*Exercise set:*
1. Which musicians and bands does the article on J Mascis's cardboard Strat say have taken part in Signal's Cardboard Sessions? List all of them.
2. Rewrite the part of the J Mascis article that opens with the words containing "Dinosaur Jr. frontman" and closes with "with Dinosaur Jr.", putting "Jaguars" in place of "Jazzmasters".

*Selected text:*
━━━

Watch J Mascis shred on a cardboard Fender Strat

J Mascis plays a cardboard Stratocaster
(Image credit: Signal/YouTube)

Dinosaur Jr. frontman and alt-rock electric guitar titan J Mascis has long been a Fender man.

Mascis is well-known for playing Jazzmasters live, and has relied on a ‘58 Telecaster – a production-line recreation of which became his second Fender signature model in 2021 – for laying down leads in the studio throughout his career with Dinosaur Jr.

He's not, however, normally a Stratocaster guy, let alone a cardboard Strat guy.

Mascis is a man of many talents though, and as such, he recently became the latest high-profile musician (the Preservation Hall Jazz Band, Reignwolf and Brad Wilk have also taken the plunge) to partake in Signal's Cardboard Sessions series. 

In it, after breaking in the paper Strat with a brief rendition of the Dinosaur Jr. classic Feel the Pain, Mascis cuts loose with a hard-rocking instrumental that features him not only taking up six-string duties, but also playing bass guitar and drums as well. You can check it out below.

For the uninitiated, Cardboard Sessions came about a few years back after Signal Snowboards and Ernest Packaging joined forces to find new, unconventional uses for cardboard, with their first collaborative creation being, naturally, a cardboard surfboard.

Their cardboard Strat was first unveiled in 2015, and was made in collaboration with the Fender Custom Shop, with standard Strat parts.

━━━

*Bounding box entries:*
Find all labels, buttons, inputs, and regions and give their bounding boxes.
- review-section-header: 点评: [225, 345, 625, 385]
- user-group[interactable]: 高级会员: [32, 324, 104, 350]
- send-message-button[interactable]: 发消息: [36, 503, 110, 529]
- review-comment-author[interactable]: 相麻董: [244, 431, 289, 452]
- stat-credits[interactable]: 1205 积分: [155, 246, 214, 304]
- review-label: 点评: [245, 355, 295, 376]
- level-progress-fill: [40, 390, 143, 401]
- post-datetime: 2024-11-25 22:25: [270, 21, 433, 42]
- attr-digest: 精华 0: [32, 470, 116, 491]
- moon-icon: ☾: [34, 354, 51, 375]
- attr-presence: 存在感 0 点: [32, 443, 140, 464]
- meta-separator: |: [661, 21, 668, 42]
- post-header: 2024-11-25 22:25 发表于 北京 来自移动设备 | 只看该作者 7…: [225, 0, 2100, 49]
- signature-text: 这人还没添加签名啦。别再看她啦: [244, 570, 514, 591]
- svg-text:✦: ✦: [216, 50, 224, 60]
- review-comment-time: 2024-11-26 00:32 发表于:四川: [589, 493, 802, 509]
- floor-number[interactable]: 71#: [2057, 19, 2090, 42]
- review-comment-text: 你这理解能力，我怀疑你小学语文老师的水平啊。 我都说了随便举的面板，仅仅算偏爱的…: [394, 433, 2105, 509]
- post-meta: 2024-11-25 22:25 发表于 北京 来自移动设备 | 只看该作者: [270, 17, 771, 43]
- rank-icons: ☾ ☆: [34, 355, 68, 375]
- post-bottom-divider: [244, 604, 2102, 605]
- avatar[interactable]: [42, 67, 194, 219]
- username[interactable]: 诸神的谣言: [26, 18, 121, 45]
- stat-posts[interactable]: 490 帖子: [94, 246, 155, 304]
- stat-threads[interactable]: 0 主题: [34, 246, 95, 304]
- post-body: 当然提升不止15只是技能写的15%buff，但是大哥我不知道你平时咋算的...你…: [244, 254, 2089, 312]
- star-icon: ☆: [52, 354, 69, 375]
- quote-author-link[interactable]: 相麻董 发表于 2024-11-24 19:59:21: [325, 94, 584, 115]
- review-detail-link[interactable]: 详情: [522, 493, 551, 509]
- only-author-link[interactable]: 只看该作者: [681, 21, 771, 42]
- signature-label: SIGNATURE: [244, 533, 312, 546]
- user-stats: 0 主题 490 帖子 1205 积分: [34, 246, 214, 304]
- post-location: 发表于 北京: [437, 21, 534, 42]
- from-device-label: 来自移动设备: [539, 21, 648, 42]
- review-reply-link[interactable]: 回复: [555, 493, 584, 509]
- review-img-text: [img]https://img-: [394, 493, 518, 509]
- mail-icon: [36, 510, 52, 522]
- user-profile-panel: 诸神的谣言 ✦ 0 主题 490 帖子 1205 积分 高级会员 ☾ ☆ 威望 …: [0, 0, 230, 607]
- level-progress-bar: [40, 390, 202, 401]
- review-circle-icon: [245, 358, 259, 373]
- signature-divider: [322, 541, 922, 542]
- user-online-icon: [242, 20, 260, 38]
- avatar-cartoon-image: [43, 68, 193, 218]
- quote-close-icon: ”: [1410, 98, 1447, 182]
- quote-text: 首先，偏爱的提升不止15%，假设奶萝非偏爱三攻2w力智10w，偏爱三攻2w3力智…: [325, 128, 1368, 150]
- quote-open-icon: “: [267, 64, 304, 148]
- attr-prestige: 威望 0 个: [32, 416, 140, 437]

━━━

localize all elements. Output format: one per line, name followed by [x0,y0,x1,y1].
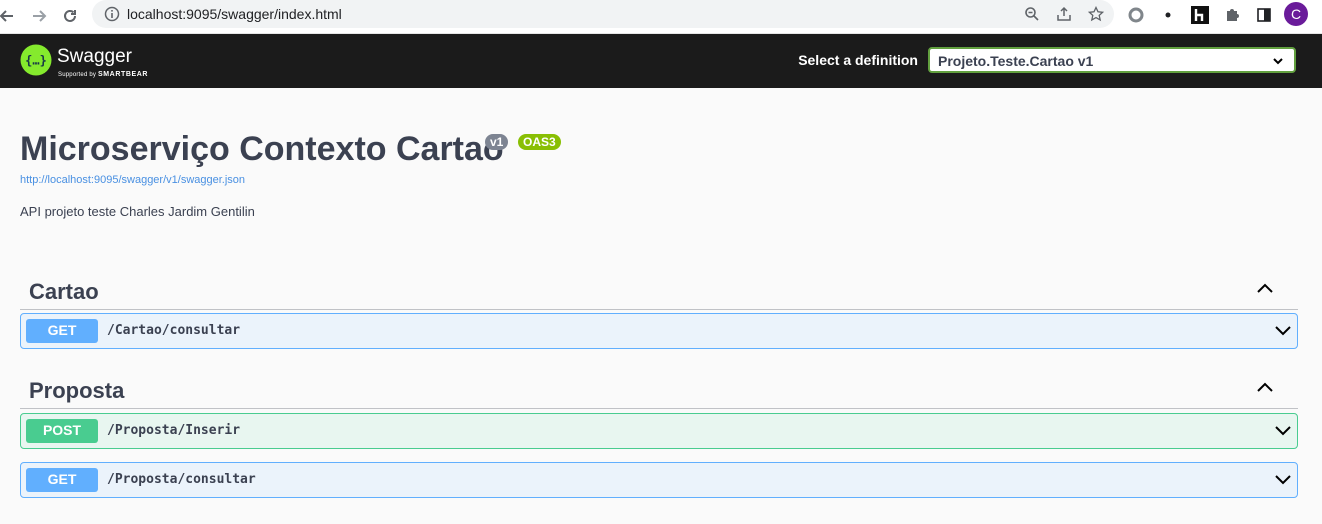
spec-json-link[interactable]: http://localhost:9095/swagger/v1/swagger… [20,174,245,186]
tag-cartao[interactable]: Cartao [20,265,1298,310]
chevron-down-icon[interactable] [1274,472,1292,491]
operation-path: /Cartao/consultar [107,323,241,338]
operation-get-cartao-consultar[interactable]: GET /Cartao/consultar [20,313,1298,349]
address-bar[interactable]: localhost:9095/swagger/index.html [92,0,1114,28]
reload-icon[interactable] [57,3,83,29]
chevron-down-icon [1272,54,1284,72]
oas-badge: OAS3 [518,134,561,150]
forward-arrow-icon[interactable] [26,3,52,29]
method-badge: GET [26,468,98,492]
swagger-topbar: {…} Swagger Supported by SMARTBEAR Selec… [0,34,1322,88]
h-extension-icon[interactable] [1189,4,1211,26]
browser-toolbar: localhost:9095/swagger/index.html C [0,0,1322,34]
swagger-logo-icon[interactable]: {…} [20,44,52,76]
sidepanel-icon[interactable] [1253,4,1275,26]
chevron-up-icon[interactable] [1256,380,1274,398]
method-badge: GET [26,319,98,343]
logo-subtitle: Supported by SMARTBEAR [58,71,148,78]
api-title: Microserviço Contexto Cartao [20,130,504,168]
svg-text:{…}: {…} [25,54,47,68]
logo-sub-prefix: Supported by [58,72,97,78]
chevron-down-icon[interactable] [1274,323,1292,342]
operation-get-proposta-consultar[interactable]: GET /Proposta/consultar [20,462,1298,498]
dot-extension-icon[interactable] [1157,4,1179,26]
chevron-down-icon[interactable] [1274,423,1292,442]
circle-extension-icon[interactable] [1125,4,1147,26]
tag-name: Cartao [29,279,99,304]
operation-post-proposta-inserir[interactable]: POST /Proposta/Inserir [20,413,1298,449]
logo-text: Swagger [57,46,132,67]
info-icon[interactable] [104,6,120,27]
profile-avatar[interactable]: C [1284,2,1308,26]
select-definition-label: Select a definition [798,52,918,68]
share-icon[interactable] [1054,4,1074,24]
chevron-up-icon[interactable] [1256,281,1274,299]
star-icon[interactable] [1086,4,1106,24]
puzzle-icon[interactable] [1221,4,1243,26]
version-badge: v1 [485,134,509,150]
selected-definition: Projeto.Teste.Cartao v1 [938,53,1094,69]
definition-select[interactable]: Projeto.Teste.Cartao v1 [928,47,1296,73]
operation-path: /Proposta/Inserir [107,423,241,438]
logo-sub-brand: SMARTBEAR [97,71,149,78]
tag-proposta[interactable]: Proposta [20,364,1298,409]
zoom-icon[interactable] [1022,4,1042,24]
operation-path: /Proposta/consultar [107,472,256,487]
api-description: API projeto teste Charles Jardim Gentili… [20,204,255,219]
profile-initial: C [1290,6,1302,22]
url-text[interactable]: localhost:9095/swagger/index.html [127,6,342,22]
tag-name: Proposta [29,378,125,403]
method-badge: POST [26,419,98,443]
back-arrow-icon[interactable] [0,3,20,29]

━━━

*The responses:*
1.
- J Mascis
- the Preservation Hall Jazz Band
- Reignwolf
- Brad Wilk

2.
Dinosaur Jr. frontman and alt-rock electric guitar titan J Mascis has long been a Fender man.

Mascis is well-known for playing Jaguars live, and has relied on a ‘58 Telecaster – a production-line recreation of which became his second Fender signature model in 2021 – for laying down leads in the studio throughout his career with Dinosaur Jr.